_Task requirements_
Copy out all the lines exactly. Omit pictures.

(Dataset listings of figures)
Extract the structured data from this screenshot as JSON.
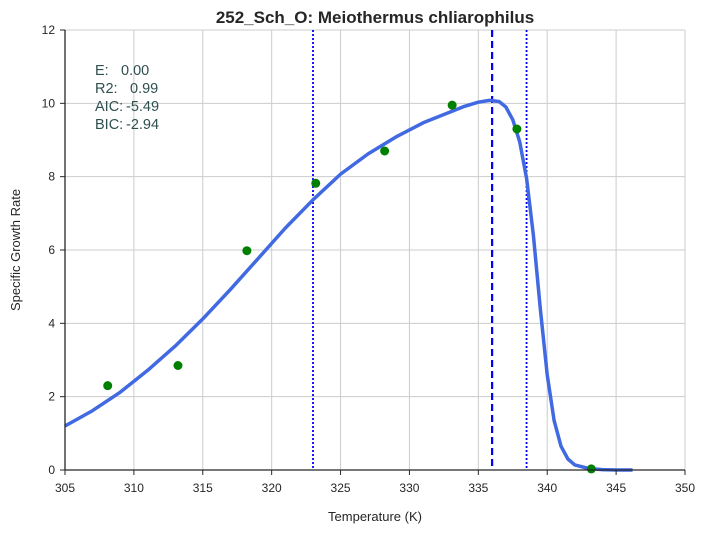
{
  "chart_data": {
    "type": "scatter",
    "title": "252_Sch_O: Meiothermus chliarophilus",
    "xlabel": "Temperature (K)",
    "ylabel": "Specific Growth Rate",
    "xlim": [
      305,
      350
    ],
    "ylim": [
      0,
      12
    ],
    "xticks": [
      305,
      310,
      315,
      320,
      325,
      330,
      335,
      340,
      345,
      350
    ],
    "yticks": [
      0,
      2,
      4,
      6,
      8,
      10,
      12
    ],
    "grid": true,
    "series": [
      {
        "kind": "points",
        "color": "#008000",
        "x": [
          308.1,
          313.2,
          318.2,
          323.2,
          328.2,
          333.1,
          337.8,
          343.2
        ],
        "y": [
          2.3,
          2.85,
          5.98,
          7.82,
          8.7,
          9.95,
          9.3,
          0.03
        ]
      },
      {
        "kind": "fit-curve",
        "color": "#4169e1",
        "x": [
          305,
          307,
          309,
          311,
          313,
          315,
          317,
          319,
          321,
          323,
          325,
          327,
          329,
          331,
          333,
          334,
          335,
          335.8,
          336.5,
          337,
          337.5,
          338,
          338.5,
          339,
          339.5,
          340,
          340.5,
          341,
          341.5,
          342,
          343,
          344,
          345,
          346.2
        ],
        "y": [
          1.2,
          1.62,
          2.12,
          2.72,
          3.38,
          4.12,
          4.92,
          5.76,
          6.6,
          7.37,
          8.07,
          8.62,
          9.08,
          9.47,
          9.77,
          9.92,
          10.03,
          10.08,
          10.05,
          9.9,
          9.55,
          8.95,
          7.95,
          6.4,
          4.4,
          2.6,
          1.35,
          0.65,
          0.3,
          0.14,
          0.04,
          0.01,
          0.0,
          0.0
        ]
      }
    ],
    "vlines": [
      {
        "x": 323.0,
        "style": "dotted",
        "color": "#0000ff"
      },
      {
        "x": 336.0,
        "style": "dashed",
        "color": "#0000ff"
      },
      {
        "x": 338.5,
        "style": "dotted",
        "color": "#0000ff"
      }
    ],
    "annotations": [
      {
        "label": "E:",
        "value": "0.00"
      },
      {
        "label": "R2:",
        "value": "0.99"
      },
      {
        "label": "AIC:",
        "value": "-5.49"
      },
      {
        "label": "BIC:",
        "value": "-2.94"
      }
    ]
  }
}
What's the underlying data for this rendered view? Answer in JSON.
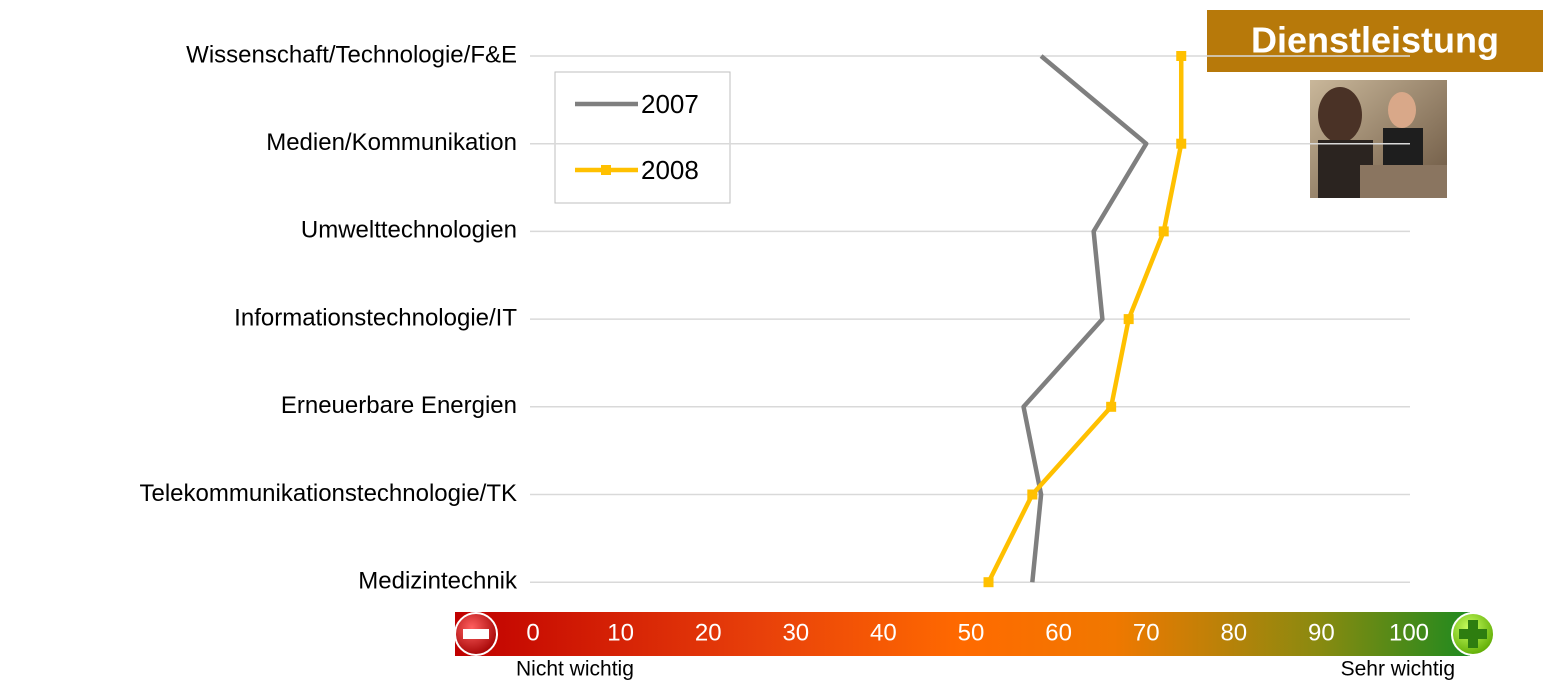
{
  "chart_data": {
    "type": "line",
    "badge": "Dienstleistung",
    "x_label_left": "Nicht wichtig",
    "x_label_right": "Sehr wichtig",
    "categories": [
      "Wissenschaft/Technologie/F&E",
      "Medien/Kommunikation",
      "Umwelttechnologien",
      "Informationstechnologie/IT",
      "Erneuerbare Energien",
      "Telekommunikationstechnologie/TK",
      "Medizintechnik"
    ],
    "series": [
      {
        "name": "2007",
        "color": "#7f7f7f",
        "values": [
          58,
          70,
          64,
          65,
          56,
          58,
          57
        ]
      },
      {
        "name": "2008",
        "color": "#ffc000",
        "values": [
          74,
          74,
          72,
          68,
          66,
          57,
          52
        ]
      }
    ],
    "xlim": [
      0,
      100
    ],
    "xticks": [
      0,
      10,
      20,
      30,
      40,
      50,
      60,
      70,
      80,
      90,
      100
    ]
  }
}
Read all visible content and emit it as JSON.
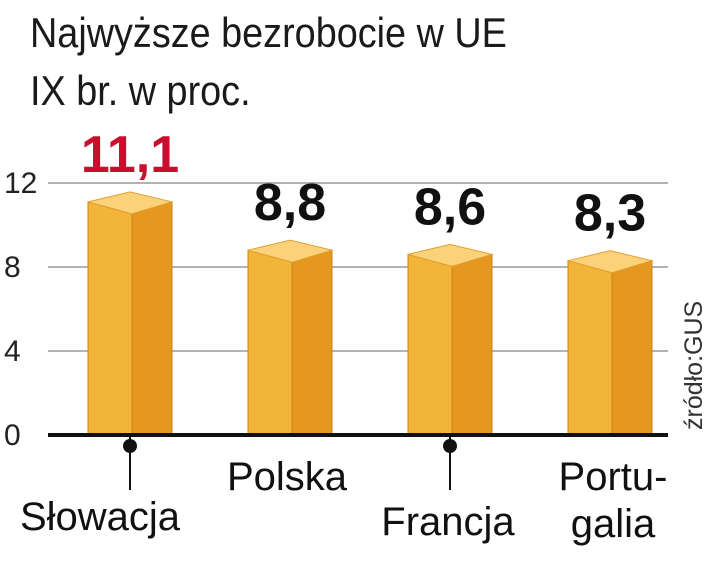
{
  "chart_data": {
    "type": "bar",
    "title": "Najwyższe bezrobocie w UE",
    "subtitle": "IX br. w proc.",
    "categories": [
      "Słowacja",
      "Polska",
      "Francja",
      "Portugalia"
    ],
    "category_lines": [
      [
        "Słowacja"
      ],
      [
        "Polska"
      ],
      [
        "Francja"
      ],
      [
        "Portu-",
        "galia"
      ]
    ],
    "values": [
      11.1,
      8.8,
      8.6,
      8.3
    ],
    "value_labels": [
      "11,1",
      "8,8",
      "8,6",
      "8,3"
    ],
    "highlight_index": 0,
    "yticks": [
      0,
      4,
      8,
      12
    ],
    "ylim": [
      0,
      12
    ],
    "grid": true,
    "source": "źródło:GUS",
    "colors": {
      "bar_front": "#f3b43a",
      "bar_side": "#e6971f",
      "bar_top": "#fbd27a",
      "highlight_label": "#c8102e",
      "label": "#111111",
      "grid": "#9a9a9a",
      "axis": "#111111"
    }
  }
}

_Answer to the task_
Extract the structured data from this screenshot as JSON.
{
  "chart_data": {
    "type": "scatter",
    "title": "252_Sch_O: Meiothermus chliarophilus",
    "xlabel": "Temperature (K)",
    "ylabel": "Specific Growth Rate",
    "xlim": [
      305,
      350
    ],
    "ylim": [
      0,
      12
    ],
    "xticks": [
      305,
      310,
      315,
      320,
      325,
      330,
      335,
      340,
      345,
      350
    ],
    "yticks": [
      0,
      2,
      4,
      6,
      8,
      10,
      12
    ],
    "grid": true,
    "series": [
      {
        "kind": "points",
        "color": "#008000",
        "x": [
          308.1,
          313.2,
          318.2,
          323.2,
          328.2,
          333.1,
          337.8,
          343.2
        ],
        "y": [
          2.3,
          2.85,
          5.98,
          7.82,
          8.7,
          9.95,
          9.3,
          0.03
        ]
      },
      {
        "kind": "fit-curve",
        "color": "#4169e1",
        "x": [
          305,
          307,
          309,
          311,
          313,
          315,
          317,
          319,
          321,
          323,
          325,
          327,
          329,
          331,
          333,
          334,
          335,
          335.8,
          336.5,
          337,
          337.5,
          338,
          338.5,
          339,
          339.5,
          340,
          340.5,
          341,
          341.5,
          342,
          343,
          344,
          345,
          346.2
        ],
        "y": [
          1.2,
          1.62,
          2.12,
          2.72,
          3.38,
          4.12,
          4.92,
          5.76,
          6.6,
          7.37,
          8.07,
          8.62,
          9.08,
          9.47,
          9.77,
          9.92,
          10.03,
          10.08,
          10.05,
          9.9,
          9.55,
          8.95,
          7.95,
          6.4,
          4.4,
          2.6,
          1.35,
          0.65,
          0.3,
          0.14,
          0.04,
          0.01,
          0.0,
          0.0
        ]
      }
    ],
    "vlines": [
      {
        "x": 323.0,
        "style": "dotted",
        "color": "#0000ff"
      },
      {
        "x": 336.0,
        "style": "dashed",
        "color": "#0000ff"
      },
      {
        "x": 338.5,
        "style": "dotted",
        "color": "#0000ff"
      }
    ],
    "annotations": [
      {
        "label": "E:",
        "value": "0.00"
      },
      {
        "label": "R2:",
        "value": "0.99"
      },
      {
        "label": "AIC:",
        "value": "-5.49"
      },
      {
        "label": "BIC:",
        "value": "-2.94"
      }
    ]
  }
}
What's the underlying data for this rendered view? Answer in JSON.
{
  "chart_data": {
    "type": "line",
    "badge": "Dienstleistung",
    "x_label_left": "Nicht wichtig",
    "x_label_right": "Sehr wichtig",
    "categories": [
      "Wissenschaft/Technologie/F&E",
      "Medien/Kommunikation",
      "Umwelttechnologien",
      "Informationstechnologie/IT",
      "Erneuerbare Energien",
      "Telekommunikationstechnologie/TK",
      "Medizintechnik"
    ],
    "series": [
      {
        "name": "2007",
        "color": "#7f7f7f",
        "values": [
          58,
          70,
          64,
          65,
          56,
          58,
          57
        ]
      },
      {
        "name": "2008",
        "color": "#ffc000",
        "values": [
          74,
          74,
          72,
          68,
          66,
          57,
          52
        ]
      }
    ],
    "xlim": [
      0,
      100
    ],
    "xticks": [
      0,
      10,
      20,
      30,
      40,
      50,
      60,
      70,
      80,
      90,
      100
    ]
  }
}
Read all visible content and emit it as JSON.
{
  "chart_data": {
    "type": "bar",
    "title": "Najwyższe bezrobocie w UE",
    "subtitle": "IX br. w proc.",
    "categories": [
      "Słowacja",
      "Polska",
      "Francja",
      "Portugalia"
    ],
    "category_lines": [
      [
        "Słowacja"
      ],
      [
        "Polska"
      ],
      [
        "Francja"
      ],
      [
        "Portu-",
        "galia"
      ]
    ],
    "values": [
      11.1,
      8.8,
      8.6,
      8.3
    ],
    "value_labels": [
      "11,1",
      "8,8",
      "8,6",
      "8,3"
    ],
    "highlight_index": 0,
    "yticks": [
      0,
      4,
      8,
      12
    ],
    "ylim": [
      0,
      12
    ],
    "grid": true,
    "source": "źródło:GUS",
    "colors": {
      "bar_front": "#f3b43a",
      "bar_side": "#e6971f",
      "bar_top": "#fbd27a",
      "highlight_label": "#c8102e",
      "label": "#111111",
      "grid": "#9a9a9a",
      "axis": "#111111"
    }
  }
}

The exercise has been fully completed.